- _TASK DETAILS_
Reproduce each record below exactly as written.

(Recorded data)
────────────────────

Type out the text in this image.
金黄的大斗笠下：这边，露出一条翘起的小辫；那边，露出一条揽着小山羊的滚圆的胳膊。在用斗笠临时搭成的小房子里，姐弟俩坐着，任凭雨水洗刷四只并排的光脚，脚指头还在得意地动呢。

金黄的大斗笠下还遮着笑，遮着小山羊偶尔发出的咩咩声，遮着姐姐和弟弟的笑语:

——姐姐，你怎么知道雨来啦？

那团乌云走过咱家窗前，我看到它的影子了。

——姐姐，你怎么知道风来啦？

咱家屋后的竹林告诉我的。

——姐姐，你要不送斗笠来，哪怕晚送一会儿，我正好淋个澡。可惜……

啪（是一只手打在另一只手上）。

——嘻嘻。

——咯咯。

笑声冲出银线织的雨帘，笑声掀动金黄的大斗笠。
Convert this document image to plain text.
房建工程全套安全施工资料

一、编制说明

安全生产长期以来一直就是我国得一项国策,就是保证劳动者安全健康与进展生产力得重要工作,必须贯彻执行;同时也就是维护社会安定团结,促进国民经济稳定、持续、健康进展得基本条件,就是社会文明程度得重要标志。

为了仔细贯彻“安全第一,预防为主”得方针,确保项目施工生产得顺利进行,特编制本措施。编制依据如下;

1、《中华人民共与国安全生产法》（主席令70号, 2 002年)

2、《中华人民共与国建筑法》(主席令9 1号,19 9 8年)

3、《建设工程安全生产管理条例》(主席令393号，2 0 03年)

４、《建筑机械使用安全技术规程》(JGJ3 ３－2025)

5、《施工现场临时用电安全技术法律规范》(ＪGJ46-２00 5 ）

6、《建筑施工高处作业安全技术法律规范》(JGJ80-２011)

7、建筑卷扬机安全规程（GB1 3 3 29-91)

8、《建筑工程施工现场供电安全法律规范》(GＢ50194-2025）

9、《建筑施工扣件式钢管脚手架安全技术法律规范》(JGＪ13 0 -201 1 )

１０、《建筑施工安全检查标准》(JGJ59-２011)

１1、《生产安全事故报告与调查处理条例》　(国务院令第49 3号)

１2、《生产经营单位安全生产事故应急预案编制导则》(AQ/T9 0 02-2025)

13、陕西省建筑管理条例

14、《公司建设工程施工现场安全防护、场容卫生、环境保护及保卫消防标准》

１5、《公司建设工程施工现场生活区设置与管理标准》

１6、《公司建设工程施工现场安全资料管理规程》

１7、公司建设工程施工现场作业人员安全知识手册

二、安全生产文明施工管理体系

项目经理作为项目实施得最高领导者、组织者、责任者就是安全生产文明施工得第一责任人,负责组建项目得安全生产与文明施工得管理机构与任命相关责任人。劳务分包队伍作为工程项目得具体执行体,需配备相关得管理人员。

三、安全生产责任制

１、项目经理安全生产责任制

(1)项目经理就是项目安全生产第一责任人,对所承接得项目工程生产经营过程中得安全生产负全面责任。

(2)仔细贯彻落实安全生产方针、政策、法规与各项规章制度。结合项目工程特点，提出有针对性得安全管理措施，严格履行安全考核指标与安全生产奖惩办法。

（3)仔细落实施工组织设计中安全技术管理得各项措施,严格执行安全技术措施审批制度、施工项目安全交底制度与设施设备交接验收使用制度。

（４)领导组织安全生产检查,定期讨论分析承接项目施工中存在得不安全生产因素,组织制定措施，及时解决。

────────────────────

- _EXERCISE RESPONSE_
Type out the text in this image.
金黄的大斗笠下：这边，露出一条翘起的小辫；那边，露出一条揽着小山羊的滚圆的胳膊。在用斗笠临时搭成的小房子里，姐弟俩坐着，任凭雨水洗刷四只并排的光脚，脚指头还在得意地动呢。

金黄的大斗笠下还遮着笑，遮着小山羊偶尔发出的咩咩声，遮着姐姐和弟弟的笑语:

——姐姐，你怎么知道雨来啦？

那团乌云走过咱家窗前，我看到它的影子了。

——姐姐，你怎么知道风来啦？

咱家屋后的竹林告诉我的。

——姐姐，你要不送斗笠来，哪怕晚送一会儿，我正好淋个澡。可惜……

啪（是一只手打在另一只手上）。

——嘻嘻。

——咯咯。

笑声冲出银线织的雨帘，笑声掀动金黄的大斗笠。
Convert this document image to plain text.
房建工程全套安全施工资料

一、编制说明

安全生产长期以来一直就是我国得一项国策,就是保证劳动者安全健康与进展生产力得重要工作,必须贯彻执行;同时也就是维护社会安定团结,促进国民经济稳定、持续、健康进展得基本条件,就是社会文明程度得重要标志。

为了仔细贯彻“安全第一,预防为主”得方针,确保项目施工生产得顺利进行,特编制本措施。编制依据如下;

1、《中华人民共与国安全生产法》（主席令70号, 2 002年)

2、《中华人民共与国建筑法》(主席令9 1号,19 9 8年)

3、《建设工程安全生产管理条例》(主席令393号，2 0 03年)

４、《建筑机械使用安全技术规程》(JGJ3 ３－2025)

5、《施工现场临时用电安全技术法律规范》(ＪGJ46-２00 5 ）

6、《建筑施工高处作业安全技术法律规范》(JGJ80-２011)

7、建筑卷扬机安全规程（GB1 3 3 29-91)

8、《建筑工程施工现场供电安全法律规范》(GＢ50194-2025）

9、《建筑施工扣件式钢管脚手架安全技术法律规范》(JGＪ13 0 -201 1 )

１０、《建筑施工安全检查标准》(JGJ59-２011)

１1、《生产安全事故报告与调查处理条例》　(国务院令第49 3号)

１2、《生产经营单位安全生产事故应急预案编制导则》(AQ/T9 0 02-2025)

13、陕西省建筑管理条例

14、《公司建设工程施工现场安全防护、场容卫生、环境保护及保卫消防标准》

１5、《公司建设工程施工现场生活区设置与管理标准》

１6、《公司建设工程施工现场安全资料管理规程》

１7、公司建设工程施工现场作业人员安全知识手册

二、安全生产文明施工管理体系

项目经理作为项目实施得最高领导者、组织者、责任者就是安全生产文明施工得第一责任人,负责组建项目得安全生产与文明施工得管理机构与任命相关责任人。劳务分包队伍作为工程项目得具体执行体,需配备相关得管理人员。

三、安全生产责任制

１、项目经理安全生产责任制

(1)项目经理就是项目安全生产第一责任人,对所承接得项目工程生产经营过程中得安全生产负全面责任。

(2)仔细贯彻落实安全生产方针、政策、法规与各项规章制度。结合项目工程特点，提出有针对性得安全管理措施，严格履行安全考核指标与安全生产奖惩办法。

（3)仔细落实施工组织设计中安全技术管理得各项措施,严格执行安全技术措施审批制度、施工项目安全交底制度与设施设备交接验收使用制度。

（４)领导组织安全生产检查,定期讨论分析承接项目施工中存在得不安全生产因素,组织制定措施，及时解决。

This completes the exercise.